### Task objective:
Pull out every line of the records that contains the string "Circle", matching case exactly, and copy each one.

### Provided records:
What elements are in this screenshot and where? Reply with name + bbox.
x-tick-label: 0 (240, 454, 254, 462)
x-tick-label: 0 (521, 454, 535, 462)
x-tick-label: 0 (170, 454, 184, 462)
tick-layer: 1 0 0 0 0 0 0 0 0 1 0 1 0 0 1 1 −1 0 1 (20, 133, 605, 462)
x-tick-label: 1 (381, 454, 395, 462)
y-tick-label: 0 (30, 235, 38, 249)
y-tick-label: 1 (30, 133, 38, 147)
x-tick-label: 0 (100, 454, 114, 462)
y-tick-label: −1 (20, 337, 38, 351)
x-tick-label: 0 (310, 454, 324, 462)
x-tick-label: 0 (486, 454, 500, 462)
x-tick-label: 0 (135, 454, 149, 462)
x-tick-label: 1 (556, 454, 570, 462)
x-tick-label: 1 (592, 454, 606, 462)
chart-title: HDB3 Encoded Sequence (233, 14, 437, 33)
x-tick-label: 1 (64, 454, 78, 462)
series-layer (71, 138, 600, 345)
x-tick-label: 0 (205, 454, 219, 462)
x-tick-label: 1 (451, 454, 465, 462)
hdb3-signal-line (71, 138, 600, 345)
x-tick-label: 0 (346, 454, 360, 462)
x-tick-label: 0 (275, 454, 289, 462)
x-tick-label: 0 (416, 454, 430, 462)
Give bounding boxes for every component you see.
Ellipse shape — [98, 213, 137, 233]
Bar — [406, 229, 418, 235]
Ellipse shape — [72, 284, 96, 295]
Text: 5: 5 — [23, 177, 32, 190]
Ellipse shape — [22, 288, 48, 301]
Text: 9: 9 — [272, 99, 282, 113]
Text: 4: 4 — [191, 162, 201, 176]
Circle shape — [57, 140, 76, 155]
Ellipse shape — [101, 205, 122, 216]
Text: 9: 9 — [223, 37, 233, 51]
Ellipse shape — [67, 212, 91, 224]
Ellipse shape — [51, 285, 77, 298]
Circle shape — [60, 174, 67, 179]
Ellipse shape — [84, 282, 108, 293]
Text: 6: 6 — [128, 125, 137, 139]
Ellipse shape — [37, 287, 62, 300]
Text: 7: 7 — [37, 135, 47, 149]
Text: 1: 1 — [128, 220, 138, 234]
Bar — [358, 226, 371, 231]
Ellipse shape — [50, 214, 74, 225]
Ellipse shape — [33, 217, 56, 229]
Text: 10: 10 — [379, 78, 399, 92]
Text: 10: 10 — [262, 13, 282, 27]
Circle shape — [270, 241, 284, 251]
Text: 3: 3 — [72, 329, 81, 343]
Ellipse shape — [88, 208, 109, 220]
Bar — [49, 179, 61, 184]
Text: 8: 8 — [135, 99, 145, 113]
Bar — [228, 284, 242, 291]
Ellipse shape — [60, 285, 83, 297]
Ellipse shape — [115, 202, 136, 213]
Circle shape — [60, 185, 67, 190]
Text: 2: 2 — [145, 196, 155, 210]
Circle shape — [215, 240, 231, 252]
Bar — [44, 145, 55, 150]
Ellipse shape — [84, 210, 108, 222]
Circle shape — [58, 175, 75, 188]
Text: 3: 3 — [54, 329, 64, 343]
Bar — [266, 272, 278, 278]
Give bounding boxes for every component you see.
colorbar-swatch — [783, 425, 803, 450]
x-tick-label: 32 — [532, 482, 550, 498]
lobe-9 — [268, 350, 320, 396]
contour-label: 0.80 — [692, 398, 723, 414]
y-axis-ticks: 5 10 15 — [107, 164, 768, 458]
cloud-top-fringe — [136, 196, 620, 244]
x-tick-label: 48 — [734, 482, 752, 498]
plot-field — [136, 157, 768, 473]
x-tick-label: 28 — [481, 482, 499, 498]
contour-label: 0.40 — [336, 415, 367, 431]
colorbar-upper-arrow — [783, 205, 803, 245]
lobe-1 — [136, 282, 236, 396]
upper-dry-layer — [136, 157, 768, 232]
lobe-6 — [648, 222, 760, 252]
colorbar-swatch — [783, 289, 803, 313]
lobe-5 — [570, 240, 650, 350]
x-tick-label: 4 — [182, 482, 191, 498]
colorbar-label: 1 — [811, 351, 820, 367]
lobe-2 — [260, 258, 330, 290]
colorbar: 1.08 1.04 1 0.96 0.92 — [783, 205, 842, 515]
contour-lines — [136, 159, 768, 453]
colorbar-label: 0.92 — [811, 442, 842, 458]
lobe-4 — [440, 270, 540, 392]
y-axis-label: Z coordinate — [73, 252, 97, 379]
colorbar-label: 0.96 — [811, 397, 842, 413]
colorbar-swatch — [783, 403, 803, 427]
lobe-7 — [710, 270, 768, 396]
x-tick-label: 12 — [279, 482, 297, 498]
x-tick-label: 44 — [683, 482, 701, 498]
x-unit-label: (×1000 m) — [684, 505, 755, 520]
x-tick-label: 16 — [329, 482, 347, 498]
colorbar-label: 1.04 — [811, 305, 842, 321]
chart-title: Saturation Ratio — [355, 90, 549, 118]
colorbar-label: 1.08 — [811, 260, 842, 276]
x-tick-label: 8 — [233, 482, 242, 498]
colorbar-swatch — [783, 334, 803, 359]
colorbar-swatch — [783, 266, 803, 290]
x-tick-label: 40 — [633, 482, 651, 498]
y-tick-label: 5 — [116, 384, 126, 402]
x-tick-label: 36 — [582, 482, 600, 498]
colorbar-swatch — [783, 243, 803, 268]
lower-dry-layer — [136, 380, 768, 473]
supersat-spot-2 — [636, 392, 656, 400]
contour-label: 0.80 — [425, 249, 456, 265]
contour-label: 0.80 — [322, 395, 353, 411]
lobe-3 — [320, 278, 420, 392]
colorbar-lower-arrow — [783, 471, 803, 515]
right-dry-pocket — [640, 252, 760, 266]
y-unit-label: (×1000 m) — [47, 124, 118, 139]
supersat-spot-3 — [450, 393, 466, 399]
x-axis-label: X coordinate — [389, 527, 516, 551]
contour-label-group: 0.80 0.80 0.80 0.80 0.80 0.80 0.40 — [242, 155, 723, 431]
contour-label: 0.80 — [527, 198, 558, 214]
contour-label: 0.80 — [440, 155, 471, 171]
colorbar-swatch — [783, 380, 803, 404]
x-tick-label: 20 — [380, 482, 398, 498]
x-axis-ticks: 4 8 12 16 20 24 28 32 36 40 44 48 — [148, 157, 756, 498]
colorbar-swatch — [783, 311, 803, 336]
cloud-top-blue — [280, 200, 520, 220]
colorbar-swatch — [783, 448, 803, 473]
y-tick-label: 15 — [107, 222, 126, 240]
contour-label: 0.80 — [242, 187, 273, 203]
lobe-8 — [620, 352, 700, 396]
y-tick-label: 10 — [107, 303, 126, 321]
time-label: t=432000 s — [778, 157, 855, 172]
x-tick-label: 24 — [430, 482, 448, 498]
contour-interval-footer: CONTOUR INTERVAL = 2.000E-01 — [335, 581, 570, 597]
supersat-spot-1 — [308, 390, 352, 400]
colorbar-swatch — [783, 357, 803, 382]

### Exercise answer:
Circle shape — [57, 140, 76, 155]
Circle shape — [60, 174, 67, 179]
Circle shape — [270, 241, 284, 251]
Circle shape — [60, 185, 67, 190]
Circle shape — [215, 240, 231, 252]
Circle shape — [58, 175, 75, 188]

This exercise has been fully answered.